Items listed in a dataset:
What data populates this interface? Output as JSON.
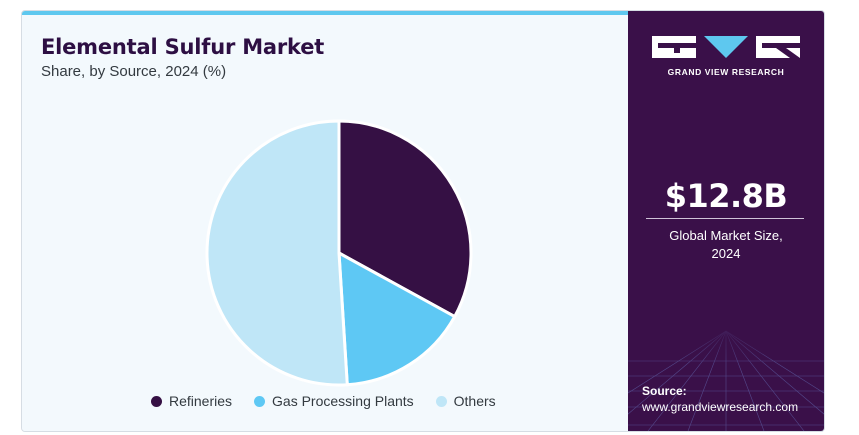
{
  "header": {
    "title": "Elemental Sulfur Market",
    "subtitle": "Share, by Source, 2024 (%)"
  },
  "chart_data": {
    "type": "pie",
    "title": "Elemental Sulfur Market",
    "subtitle": "Share, by Source, 2024 (%)",
    "categories": [
      "Refineries",
      "Gas Processing Plants",
      "Others"
    ],
    "values": [
      33,
      16,
      51
    ],
    "colors": [
      "#351044",
      "#5ec8f4",
      "#bfe6f7"
    ],
    "legend_position": "bottom"
  },
  "side_panel": {
    "logo_text": "GRAND VIEW RESEARCH",
    "market_value": "$12.8B",
    "market_label_line1": "Global Market Size,",
    "market_label_line2": "2024",
    "source_label": "Source:",
    "source_url": "www.grandviewresearch.com"
  },
  "colors": {
    "panel_bg": "#3a1049",
    "title": "#2d0f43",
    "accent": "#5ec8ef",
    "background": "#f3f9fd"
  }
}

▶ **Objective**
Write out the records above once more, word for word, with no pictures.

▶ **Written solution**
What data populates this interface? Output as JSON.
{
  "header": {
    "title": "Elemental Sulfur Market",
    "subtitle": "Share, by Source, 2024 (%)"
  },
  "chart_data": {
    "type": "pie",
    "title": "Elemental Sulfur Market",
    "subtitle": "Share, by Source, 2024 (%)",
    "categories": [
      "Refineries",
      "Gas Processing Plants",
      "Others"
    ],
    "values": [
      33,
      16,
      51
    ],
    "colors": [
      "#351044",
      "#5ec8f4",
      "#bfe6f7"
    ],
    "legend_position": "bottom"
  },
  "side_panel": {
    "logo_text": "GRAND VIEW RESEARCH",
    "market_value": "$12.8B",
    "market_label_line1": "Global Market Size,",
    "market_label_line2": "2024",
    "source_label": "Source:",
    "source_url": "www.grandviewresearch.com"
  },
  "colors": {
    "panel_bg": "#3a1049",
    "title": "#2d0f43",
    "accent": "#5ec8ef",
    "background": "#f3f9fd"
  }
}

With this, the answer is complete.